:: RAW DATA ::
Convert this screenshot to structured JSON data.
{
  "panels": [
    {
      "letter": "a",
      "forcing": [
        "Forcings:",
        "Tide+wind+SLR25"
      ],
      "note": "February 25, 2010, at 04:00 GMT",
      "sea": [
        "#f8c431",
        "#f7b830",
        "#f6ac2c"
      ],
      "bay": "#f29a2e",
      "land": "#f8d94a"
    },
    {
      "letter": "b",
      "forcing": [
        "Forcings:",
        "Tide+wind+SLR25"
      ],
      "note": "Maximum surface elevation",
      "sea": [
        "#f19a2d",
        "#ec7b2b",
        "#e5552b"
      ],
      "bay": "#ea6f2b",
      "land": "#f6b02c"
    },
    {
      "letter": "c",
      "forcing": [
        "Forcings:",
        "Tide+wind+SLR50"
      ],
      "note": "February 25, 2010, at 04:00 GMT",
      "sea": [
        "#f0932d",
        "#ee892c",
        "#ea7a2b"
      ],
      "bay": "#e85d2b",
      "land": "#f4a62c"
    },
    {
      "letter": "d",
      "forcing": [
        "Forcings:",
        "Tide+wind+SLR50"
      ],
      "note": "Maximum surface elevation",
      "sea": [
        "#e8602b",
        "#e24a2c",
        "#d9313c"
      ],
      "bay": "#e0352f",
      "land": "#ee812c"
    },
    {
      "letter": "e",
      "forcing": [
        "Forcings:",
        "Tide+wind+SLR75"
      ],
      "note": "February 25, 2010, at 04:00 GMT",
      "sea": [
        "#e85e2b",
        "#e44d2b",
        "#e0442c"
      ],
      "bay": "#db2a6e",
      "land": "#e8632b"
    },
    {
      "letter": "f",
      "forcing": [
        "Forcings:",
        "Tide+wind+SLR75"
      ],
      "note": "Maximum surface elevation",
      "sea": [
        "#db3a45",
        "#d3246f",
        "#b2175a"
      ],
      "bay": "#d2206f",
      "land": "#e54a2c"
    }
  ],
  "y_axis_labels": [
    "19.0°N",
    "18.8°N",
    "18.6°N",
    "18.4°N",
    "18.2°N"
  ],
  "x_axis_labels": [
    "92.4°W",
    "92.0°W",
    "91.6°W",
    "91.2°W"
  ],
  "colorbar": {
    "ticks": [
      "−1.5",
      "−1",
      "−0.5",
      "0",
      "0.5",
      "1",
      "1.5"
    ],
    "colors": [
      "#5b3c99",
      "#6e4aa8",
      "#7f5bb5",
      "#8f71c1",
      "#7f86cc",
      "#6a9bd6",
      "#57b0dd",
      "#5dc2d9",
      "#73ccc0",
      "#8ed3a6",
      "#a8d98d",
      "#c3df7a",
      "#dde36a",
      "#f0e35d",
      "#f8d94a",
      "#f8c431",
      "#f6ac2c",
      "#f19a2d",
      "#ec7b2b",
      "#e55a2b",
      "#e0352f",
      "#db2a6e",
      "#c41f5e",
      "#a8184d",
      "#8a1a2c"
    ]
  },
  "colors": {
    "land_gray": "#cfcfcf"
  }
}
:::
:: RAW DATA ::
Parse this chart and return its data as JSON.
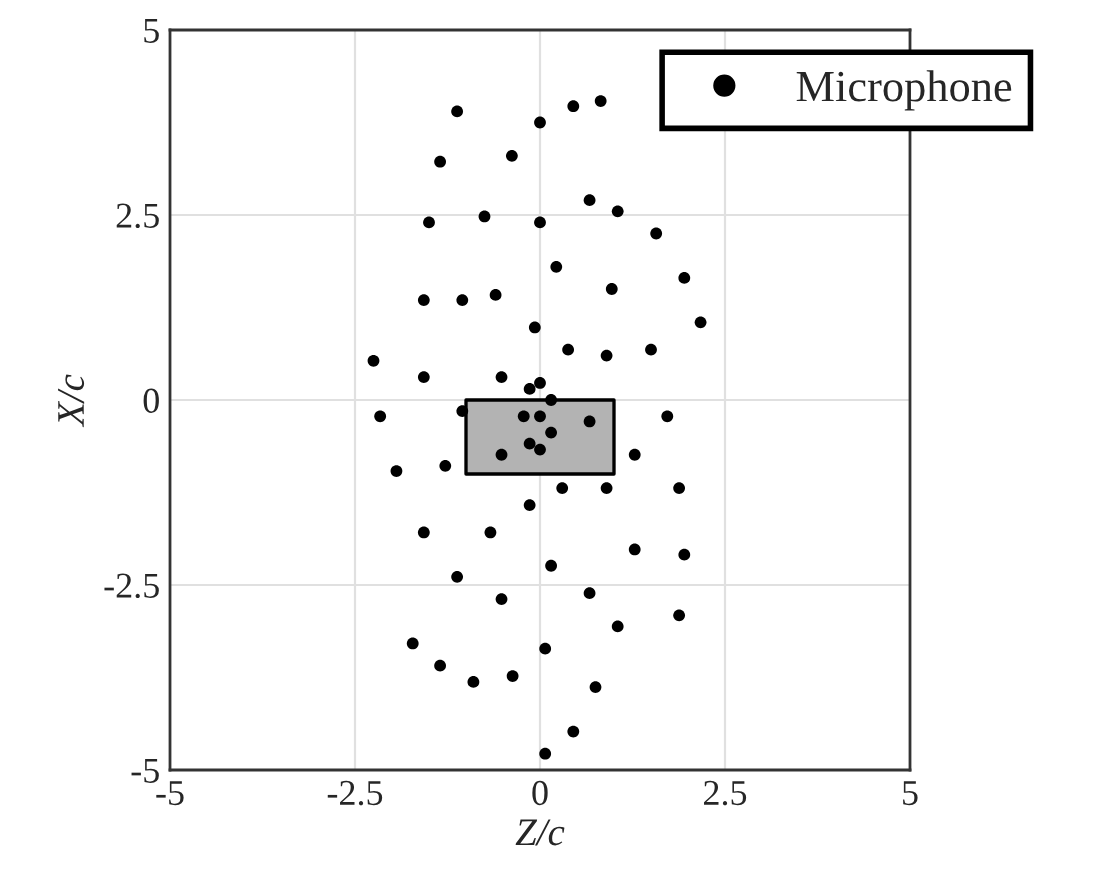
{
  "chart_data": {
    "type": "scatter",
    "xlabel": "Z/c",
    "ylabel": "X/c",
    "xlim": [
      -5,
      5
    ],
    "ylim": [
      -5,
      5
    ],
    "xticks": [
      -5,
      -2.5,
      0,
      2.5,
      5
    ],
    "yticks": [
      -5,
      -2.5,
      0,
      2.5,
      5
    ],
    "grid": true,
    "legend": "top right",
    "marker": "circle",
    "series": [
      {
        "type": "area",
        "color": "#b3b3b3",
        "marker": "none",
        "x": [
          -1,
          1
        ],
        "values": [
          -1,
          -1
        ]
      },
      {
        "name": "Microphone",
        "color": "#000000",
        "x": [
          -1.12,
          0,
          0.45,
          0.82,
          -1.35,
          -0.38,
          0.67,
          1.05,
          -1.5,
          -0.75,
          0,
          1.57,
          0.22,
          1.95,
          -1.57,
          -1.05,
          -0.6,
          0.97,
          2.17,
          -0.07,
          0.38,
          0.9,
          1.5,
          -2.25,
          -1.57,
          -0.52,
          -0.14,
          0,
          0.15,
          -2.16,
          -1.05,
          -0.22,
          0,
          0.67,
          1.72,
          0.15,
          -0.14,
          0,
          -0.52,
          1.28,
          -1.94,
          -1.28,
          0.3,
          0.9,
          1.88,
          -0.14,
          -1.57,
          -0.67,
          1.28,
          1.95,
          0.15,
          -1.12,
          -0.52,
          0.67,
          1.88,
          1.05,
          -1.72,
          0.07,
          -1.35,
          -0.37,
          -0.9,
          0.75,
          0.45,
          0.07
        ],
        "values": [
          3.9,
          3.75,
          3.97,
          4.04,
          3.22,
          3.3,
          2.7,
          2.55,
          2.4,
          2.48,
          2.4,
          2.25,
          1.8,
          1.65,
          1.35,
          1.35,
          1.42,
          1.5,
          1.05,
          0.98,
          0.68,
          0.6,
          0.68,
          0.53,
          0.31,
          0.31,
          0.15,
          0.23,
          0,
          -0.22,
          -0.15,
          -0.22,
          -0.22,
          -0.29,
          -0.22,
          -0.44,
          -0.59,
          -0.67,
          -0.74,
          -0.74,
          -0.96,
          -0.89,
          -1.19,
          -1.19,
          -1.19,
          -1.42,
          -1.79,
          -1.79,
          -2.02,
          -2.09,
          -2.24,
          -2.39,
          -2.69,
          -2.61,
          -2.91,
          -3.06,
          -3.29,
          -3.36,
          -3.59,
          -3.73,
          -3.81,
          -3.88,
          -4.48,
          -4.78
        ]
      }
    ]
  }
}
:::
#### EXERCISE DETAILS:
Find every line in the records above that contains the word "this", and copy each one.

#### THE ANSWER:
Convert this screenshot to structured JSON data.
Parse this chart and return its data as JSON.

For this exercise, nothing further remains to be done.